Excerpts from a transcription dataset
========================================================================
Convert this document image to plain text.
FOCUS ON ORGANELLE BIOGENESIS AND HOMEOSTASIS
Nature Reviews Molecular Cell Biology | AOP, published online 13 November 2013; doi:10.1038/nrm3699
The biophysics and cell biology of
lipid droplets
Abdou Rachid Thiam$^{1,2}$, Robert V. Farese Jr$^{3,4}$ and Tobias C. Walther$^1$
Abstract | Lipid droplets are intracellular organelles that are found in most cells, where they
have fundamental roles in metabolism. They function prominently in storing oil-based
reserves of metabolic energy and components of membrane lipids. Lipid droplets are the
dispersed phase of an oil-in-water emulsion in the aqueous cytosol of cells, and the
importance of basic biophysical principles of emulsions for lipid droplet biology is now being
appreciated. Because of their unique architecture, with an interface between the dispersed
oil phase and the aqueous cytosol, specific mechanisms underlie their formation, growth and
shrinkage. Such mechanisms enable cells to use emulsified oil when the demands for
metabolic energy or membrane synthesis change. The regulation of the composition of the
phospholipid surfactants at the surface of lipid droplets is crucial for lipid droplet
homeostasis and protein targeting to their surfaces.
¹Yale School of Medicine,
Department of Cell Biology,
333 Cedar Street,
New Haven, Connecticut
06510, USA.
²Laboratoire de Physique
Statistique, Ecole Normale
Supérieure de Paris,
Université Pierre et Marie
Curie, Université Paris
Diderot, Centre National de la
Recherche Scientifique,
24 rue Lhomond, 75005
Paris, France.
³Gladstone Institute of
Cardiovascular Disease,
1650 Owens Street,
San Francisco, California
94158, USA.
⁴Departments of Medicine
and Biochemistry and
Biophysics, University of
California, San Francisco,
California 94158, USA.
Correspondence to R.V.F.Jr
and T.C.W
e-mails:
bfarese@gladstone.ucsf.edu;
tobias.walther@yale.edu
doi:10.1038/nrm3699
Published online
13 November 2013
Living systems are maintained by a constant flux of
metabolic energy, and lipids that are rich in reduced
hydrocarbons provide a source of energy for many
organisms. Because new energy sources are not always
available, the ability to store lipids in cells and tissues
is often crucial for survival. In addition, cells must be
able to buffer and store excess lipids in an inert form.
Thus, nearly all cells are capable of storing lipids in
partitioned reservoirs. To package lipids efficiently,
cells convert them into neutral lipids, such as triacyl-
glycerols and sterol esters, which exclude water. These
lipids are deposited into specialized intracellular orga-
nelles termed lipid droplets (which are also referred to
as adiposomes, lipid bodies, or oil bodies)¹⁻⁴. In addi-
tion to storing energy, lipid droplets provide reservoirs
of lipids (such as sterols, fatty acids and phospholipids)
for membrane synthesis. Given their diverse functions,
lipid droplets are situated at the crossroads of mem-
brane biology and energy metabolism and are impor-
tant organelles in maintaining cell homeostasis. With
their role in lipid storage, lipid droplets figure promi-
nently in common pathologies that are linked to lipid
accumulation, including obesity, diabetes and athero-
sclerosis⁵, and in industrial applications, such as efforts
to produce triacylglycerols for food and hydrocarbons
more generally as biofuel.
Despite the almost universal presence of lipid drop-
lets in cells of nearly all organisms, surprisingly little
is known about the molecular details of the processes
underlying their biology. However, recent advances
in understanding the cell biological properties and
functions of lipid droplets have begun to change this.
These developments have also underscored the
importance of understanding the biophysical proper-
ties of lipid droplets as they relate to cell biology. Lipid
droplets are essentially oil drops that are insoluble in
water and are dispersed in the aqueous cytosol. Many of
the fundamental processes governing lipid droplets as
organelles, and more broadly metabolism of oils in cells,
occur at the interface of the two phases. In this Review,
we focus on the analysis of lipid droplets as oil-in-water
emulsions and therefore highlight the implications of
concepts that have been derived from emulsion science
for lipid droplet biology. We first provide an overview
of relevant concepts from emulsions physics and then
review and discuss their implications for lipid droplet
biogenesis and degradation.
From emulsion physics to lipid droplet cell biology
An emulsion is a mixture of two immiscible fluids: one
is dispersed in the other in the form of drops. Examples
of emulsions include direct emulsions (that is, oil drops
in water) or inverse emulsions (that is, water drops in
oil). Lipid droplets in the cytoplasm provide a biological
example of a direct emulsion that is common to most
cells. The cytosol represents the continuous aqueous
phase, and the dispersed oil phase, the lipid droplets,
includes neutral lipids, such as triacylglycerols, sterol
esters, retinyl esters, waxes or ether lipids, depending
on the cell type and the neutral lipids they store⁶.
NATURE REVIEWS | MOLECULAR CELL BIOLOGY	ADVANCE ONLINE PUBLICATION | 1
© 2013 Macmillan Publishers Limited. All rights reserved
========================================================================
AIM OF THE TASK: Write all the entries again precisely as they were given.

OUTPUT:
Convert this document image to plain text.
FOCUS ON ORGANELLE BIOGENESIS AND HOMEOSTASIS
Nature Reviews Molecular Cell Biology | AOP, published online 13 November 2013; doi:10.1038/nrm3699
The biophysics and cell biology of
lipid droplets
Abdou Rachid Thiam$^{1,2}$, Robert V. Farese Jr$^{3,4}$ and Tobias C. Walther$^1$
Abstract | Lipid droplets are intracellular organelles that are found in most cells, where they
have fundamental roles in metabolism. They function prominently in storing oil-based
reserves of metabolic energy and components of membrane lipids. Lipid droplets are the
dispersed phase of an oil-in-water emulsion in the aqueous cytosol of cells, and the
importance of basic biophysical principles of emulsions for lipid droplet biology is now being
appreciated. Because of their unique architecture, with an interface between the dispersed
oil phase and the aqueous cytosol, specific mechanisms underlie their formation, growth and
shrinkage. Such mechanisms enable cells to use emulsified oil when the demands for
metabolic energy or membrane synthesis change. The regulation of the composition of the
phospholipid surfactants at the surface of lipid droplets is crucial for lipid droplet
homeostasis and protein targeting to their surfaces.
¹Yale School of Medicine,
Department of Cell Biology,
333 Cedar Street,
New Haven, Connecticut
06510, USA.
²Laboratoire de Physique
Statistique, Ecole Normale
Supérieure de Paris,
Université Pierre et Marie
Curie, Université Paris
Diderot, Centre National de la
Recherche Scientifique,
24 rue Lhomond, 75005
Paris, France.
³Gladstone Institute of
Cardiovascular Disease,
1650 Owens Street,
San Francisco, California
94158, USA.
⁴Departments of Medicine
and Biochemistry and
Biophysics, University of
California, San Francisco,
California 94158, USA.
Correspondence to R.V.F.Jr
and T.C.W
e-mails:
bfarese@gladstone.ucsf.edu;
tobias.walther@yale.edu
doi:10.1038/nrm3699
Published online
13 November 2013
Living systems are maintained by a constant flux of
metabolic energy, and lipids that are rich in reduced
hydrocarbons provide a source of energy for many
organisms. Because new energy sources are not always
available, the ability to store lipids in cells and tissues
is often crucial for survival. In addition, cells must be
able to buffer and store excess lipids in an inert form.
Thus, nearly all cells are capable of storing lipids in
partitioned reservoirs. To package lipids efficiently,
cells convert them into neutral lipids, such as triacyl-
glycerols and sterol esters, which exclude water. These
lipids are deposited into specialized intracellular orga-
nelles termed lipid droplets (which are also referred to
as adiposomes, lipid bodies, or oil bodies)¹⁻⁴. In addi-
tion to storing energy, lipid droplets provide reservoirs
of lipids (such as sterols, fatty acids and phospholipids)
for membrane synthesis. Given their diverse functions,
lipid droplets are situated at the crossroads of mem-
brane biology and energy metabolism and are impor-
tant organelles in maintaining cell homeostasis. With
their role in lipid storage, lipid droplets figure promi-
nently in common pathologies that are linked to lipid
accumulation, including obesity, diabetes and athero-
sclerosis⁵, and in industrial applications, such as efforts
to produce triacylglycerols for food and hydrocarbons
more generally as biofuel.
Despite the almost universal presence of lipid drop-
lets in cells of nearly all organisms, surprisingly little
is known about the molecular details of the processes
underlying their biology. However, recent advances
in understanding the cell biological properties and
functions of lipid droplets have begun to change this.
These developments have also underscored the
importance of understanding the biophysical proper-
ties of lipid droplets as they relate to cell biology. Lipid
droplets are essentially oil drops that are insoluble in
water and are dispersed in the aqueous cytosol. Many of
the fundamental processes governing lipid droplets as
organelles, and more broadly metabolism of oils in cells,
occur at the interface of the two phases. In this Review,
we focus on the analysis of lipid droplets as oil-in-water
emulsions and therefore highlight the implications of
concepts that have been derived from emulsion science
for lipid droplet biology. We first provide an overview
of relevant concepts from emulsions physics and then
review and discuss their implications for lipid droplet
biogenesis and degradation.
From emulsion physics to lipid droplet cell biology
An emulsion is a mixture of two immiscible fluids: one
is dispersed in the other in the form of drops. Examples
of emulsions include direct emulsions (that is, oil drops
in water) or inverse emulsions (that is, water drops in
oil). Lipid droplets in the cytoplasm provide a biological
example of a direct emulsion that is common to most
cells. The cytosol represents the continuous aqueous
phase, and the dispersed oil phase, the lipid droplets,
includes neutral lipids, such as triacylglycerols, sterol
esters, retinyl esters, waxes or ether lipids, depending
on the cell type and the neutral lipids they store⁶.
NATURE REVIEWS | MOLECULAR CELL BIOLOGY	ADVANCE ONLINE PUBLICATION | 1
© 2013 Macmillan Publishers Limited. All rights reserved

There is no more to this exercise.